* **Task to carry out**
From the data that follows, copy every line holding the string "Output".

* **Material for the task**

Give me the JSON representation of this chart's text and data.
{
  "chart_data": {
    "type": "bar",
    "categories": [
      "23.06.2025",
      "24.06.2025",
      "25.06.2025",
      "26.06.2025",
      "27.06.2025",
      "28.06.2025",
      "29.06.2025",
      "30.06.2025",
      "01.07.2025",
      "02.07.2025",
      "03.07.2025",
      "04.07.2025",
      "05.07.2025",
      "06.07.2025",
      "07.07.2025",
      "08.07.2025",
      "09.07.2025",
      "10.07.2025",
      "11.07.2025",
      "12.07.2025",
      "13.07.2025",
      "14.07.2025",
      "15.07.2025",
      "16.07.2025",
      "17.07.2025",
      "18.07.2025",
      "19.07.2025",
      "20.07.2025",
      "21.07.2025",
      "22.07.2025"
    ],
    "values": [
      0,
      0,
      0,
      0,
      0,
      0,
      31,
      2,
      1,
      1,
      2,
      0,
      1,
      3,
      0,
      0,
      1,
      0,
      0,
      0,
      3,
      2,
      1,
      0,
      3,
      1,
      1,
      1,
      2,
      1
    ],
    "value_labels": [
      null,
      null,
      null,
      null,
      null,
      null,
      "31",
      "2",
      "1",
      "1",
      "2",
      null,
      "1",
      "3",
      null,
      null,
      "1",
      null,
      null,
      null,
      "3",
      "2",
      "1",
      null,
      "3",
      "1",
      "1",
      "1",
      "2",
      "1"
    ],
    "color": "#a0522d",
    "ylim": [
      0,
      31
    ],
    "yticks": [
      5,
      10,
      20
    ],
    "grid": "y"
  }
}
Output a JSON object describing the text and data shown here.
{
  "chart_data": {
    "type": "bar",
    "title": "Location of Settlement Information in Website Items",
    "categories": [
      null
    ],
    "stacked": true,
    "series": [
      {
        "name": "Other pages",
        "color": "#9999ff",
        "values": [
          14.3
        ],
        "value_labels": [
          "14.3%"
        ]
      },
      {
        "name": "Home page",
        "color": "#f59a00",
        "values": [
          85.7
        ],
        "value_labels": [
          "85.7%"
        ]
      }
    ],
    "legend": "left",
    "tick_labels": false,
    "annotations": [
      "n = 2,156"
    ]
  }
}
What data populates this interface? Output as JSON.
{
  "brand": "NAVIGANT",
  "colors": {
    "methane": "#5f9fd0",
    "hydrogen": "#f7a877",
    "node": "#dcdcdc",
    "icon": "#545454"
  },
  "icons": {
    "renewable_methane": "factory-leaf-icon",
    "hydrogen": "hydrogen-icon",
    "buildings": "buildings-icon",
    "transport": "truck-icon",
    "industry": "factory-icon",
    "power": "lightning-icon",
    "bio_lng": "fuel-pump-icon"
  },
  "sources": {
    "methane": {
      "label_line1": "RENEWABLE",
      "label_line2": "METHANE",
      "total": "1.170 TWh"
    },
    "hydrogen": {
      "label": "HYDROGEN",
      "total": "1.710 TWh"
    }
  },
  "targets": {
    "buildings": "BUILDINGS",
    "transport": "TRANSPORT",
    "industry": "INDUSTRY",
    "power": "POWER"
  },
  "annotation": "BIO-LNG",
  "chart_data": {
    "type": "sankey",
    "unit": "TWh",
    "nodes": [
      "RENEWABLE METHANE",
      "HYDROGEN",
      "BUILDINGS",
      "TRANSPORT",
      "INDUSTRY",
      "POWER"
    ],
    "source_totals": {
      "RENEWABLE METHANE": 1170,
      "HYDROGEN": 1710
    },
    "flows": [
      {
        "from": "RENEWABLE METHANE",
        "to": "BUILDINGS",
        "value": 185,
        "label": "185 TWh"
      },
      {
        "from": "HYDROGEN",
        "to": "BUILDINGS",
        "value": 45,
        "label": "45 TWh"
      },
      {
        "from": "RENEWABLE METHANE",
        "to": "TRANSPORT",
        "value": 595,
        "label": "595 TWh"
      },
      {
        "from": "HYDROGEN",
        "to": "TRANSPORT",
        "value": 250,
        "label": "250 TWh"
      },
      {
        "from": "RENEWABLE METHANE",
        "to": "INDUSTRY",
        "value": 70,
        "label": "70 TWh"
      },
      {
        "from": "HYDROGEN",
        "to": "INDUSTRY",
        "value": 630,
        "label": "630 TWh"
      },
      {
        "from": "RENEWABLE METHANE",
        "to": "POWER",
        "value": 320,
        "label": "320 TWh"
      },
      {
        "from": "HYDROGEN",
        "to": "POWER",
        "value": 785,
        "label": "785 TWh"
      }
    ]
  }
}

* **Exercise response**
Output a JSON object describing the text and data shown here.
What data populates this interface? Output as JSON.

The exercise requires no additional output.